Report how many lines contain "Firefox"; state the number and nothing else.

[Dataset records]
※

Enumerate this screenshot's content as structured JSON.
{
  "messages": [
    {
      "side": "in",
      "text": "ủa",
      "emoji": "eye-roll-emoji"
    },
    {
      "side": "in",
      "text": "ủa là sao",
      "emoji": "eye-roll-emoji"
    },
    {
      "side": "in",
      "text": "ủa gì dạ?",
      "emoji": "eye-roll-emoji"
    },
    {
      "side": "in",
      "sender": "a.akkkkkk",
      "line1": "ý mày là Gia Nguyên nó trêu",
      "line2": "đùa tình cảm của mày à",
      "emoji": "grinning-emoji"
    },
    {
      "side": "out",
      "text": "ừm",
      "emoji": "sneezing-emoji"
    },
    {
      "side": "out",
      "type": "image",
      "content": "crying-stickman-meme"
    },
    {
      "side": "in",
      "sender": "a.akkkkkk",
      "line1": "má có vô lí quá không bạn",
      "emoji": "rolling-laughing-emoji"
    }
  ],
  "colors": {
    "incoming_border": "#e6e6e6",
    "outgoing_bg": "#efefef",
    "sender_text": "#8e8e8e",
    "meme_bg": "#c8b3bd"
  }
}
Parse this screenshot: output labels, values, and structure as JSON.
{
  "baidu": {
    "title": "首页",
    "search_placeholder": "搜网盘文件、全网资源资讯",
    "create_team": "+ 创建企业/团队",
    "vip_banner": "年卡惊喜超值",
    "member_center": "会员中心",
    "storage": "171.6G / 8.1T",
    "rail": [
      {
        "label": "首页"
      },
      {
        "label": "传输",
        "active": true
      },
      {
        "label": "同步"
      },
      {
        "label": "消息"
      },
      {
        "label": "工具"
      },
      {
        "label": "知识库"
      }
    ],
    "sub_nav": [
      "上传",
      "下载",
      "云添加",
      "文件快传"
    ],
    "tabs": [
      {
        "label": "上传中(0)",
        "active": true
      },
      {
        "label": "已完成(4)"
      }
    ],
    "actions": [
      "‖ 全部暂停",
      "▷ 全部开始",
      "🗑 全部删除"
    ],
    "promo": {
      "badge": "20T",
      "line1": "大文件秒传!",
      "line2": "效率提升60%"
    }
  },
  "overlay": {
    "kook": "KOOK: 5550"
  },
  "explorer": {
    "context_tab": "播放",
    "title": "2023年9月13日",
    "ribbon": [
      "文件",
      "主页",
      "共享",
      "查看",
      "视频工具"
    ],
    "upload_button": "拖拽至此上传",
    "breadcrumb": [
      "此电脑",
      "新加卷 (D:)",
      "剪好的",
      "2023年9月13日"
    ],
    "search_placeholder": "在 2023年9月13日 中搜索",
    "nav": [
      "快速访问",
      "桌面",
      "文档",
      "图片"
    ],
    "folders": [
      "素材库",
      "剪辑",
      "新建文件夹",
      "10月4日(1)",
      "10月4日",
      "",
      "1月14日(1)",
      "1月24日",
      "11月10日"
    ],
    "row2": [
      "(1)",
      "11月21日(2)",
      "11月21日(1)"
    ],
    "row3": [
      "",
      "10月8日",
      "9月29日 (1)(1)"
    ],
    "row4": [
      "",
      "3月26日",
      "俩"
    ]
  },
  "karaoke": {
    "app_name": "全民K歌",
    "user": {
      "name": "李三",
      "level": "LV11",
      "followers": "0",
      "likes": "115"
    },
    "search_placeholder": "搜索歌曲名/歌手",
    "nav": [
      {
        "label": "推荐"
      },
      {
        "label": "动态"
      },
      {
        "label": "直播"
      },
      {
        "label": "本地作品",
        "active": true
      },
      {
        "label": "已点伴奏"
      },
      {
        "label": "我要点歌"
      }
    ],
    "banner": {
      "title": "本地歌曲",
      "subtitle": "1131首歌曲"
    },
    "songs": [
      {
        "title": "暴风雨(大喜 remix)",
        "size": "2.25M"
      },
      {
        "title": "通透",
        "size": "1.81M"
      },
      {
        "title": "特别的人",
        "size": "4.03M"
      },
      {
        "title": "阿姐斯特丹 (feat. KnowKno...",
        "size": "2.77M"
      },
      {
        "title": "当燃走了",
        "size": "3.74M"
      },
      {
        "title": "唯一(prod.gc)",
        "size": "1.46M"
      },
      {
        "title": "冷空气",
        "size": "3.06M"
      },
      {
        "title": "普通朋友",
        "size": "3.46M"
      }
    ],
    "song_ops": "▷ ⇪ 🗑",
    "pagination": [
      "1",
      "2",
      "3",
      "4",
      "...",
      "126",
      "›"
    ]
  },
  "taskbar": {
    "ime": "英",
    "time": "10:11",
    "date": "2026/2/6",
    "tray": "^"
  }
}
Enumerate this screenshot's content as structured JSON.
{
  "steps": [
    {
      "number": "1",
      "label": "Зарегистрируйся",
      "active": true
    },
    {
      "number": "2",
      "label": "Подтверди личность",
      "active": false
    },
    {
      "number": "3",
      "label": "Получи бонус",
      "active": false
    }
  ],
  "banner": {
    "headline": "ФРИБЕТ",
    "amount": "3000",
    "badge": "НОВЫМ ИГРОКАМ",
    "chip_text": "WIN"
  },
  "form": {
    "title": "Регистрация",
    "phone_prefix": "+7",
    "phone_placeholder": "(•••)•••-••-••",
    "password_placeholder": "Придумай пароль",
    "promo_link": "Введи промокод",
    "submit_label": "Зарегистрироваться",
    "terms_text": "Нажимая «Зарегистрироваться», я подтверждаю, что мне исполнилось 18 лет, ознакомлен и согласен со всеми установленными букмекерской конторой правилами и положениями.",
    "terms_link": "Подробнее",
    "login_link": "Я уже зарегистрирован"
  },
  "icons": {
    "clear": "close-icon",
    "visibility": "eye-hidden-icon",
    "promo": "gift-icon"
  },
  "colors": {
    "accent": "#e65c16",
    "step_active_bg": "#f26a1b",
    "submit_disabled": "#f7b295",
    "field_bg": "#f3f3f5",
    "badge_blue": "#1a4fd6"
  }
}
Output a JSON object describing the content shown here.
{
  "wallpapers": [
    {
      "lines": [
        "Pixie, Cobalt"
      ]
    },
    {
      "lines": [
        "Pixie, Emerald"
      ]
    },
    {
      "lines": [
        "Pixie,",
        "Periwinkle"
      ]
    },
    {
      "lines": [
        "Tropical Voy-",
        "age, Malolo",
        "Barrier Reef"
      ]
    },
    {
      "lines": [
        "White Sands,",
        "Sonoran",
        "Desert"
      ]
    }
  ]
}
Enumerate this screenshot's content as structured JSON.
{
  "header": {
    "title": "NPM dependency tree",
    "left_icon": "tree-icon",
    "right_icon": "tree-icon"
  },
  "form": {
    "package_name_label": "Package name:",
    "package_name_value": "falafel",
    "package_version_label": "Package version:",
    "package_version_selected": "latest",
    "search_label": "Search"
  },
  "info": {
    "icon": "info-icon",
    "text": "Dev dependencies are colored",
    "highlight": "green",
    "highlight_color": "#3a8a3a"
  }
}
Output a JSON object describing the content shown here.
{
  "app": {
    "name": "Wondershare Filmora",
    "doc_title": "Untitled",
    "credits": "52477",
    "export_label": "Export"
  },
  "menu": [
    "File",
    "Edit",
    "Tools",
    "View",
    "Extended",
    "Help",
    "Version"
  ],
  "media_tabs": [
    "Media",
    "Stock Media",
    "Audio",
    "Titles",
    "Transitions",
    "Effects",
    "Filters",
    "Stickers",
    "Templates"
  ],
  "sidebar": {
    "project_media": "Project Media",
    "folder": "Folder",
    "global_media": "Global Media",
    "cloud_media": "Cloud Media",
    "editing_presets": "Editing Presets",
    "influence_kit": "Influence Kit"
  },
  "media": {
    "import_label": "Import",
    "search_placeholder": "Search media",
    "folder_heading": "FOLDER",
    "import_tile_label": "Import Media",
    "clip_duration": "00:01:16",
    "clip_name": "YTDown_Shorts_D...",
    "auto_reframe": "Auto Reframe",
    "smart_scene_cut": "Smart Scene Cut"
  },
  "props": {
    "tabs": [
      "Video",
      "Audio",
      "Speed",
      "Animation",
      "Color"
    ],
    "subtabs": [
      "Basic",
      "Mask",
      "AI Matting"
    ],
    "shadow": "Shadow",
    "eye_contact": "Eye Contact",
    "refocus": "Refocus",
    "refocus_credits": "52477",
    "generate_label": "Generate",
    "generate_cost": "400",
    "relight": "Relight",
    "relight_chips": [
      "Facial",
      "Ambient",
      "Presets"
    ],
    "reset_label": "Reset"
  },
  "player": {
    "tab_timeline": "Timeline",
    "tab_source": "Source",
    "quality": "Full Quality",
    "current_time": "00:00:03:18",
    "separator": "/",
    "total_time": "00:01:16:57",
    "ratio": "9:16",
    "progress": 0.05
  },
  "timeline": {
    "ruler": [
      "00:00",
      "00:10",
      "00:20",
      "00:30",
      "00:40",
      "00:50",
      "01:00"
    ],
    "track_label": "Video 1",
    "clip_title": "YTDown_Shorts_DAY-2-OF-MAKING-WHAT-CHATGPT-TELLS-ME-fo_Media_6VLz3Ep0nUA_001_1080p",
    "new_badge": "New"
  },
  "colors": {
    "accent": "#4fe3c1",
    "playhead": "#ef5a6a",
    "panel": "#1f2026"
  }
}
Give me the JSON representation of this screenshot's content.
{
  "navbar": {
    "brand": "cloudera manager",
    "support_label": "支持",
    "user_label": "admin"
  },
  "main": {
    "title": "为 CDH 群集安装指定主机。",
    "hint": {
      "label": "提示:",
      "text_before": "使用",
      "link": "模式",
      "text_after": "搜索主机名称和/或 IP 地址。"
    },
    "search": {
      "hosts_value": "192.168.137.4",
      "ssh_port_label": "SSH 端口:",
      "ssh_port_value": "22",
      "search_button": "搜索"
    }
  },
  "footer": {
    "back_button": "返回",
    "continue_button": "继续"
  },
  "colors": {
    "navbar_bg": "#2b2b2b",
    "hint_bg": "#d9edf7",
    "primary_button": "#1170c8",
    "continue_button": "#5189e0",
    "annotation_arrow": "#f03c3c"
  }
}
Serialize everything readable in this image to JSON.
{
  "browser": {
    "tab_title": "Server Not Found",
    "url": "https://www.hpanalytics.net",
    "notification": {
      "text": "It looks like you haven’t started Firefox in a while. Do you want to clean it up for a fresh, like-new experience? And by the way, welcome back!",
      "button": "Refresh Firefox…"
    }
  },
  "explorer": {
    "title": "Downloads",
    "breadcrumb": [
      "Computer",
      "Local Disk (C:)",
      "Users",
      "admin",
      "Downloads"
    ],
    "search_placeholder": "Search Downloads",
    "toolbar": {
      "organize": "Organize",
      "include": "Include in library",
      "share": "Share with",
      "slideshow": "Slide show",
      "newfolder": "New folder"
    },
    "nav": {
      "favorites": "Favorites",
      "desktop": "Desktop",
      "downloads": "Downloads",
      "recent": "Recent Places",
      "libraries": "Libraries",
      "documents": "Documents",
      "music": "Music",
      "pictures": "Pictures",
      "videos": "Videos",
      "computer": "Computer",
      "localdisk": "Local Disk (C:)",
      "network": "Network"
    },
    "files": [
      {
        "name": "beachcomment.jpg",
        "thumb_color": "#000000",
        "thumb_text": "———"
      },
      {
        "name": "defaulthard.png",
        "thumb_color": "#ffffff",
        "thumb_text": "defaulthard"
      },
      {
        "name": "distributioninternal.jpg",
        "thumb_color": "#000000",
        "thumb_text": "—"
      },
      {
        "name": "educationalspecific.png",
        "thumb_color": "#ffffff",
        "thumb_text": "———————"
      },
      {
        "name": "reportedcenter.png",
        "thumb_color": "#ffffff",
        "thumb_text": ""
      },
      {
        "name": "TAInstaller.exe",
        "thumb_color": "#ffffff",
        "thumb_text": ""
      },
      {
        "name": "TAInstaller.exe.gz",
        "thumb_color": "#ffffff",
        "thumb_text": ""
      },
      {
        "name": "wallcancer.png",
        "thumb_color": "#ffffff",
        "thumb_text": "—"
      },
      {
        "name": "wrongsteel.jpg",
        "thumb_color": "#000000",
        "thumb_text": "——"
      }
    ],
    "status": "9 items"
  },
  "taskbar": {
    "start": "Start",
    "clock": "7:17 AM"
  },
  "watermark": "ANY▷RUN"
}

※

■ Result of this task ■
2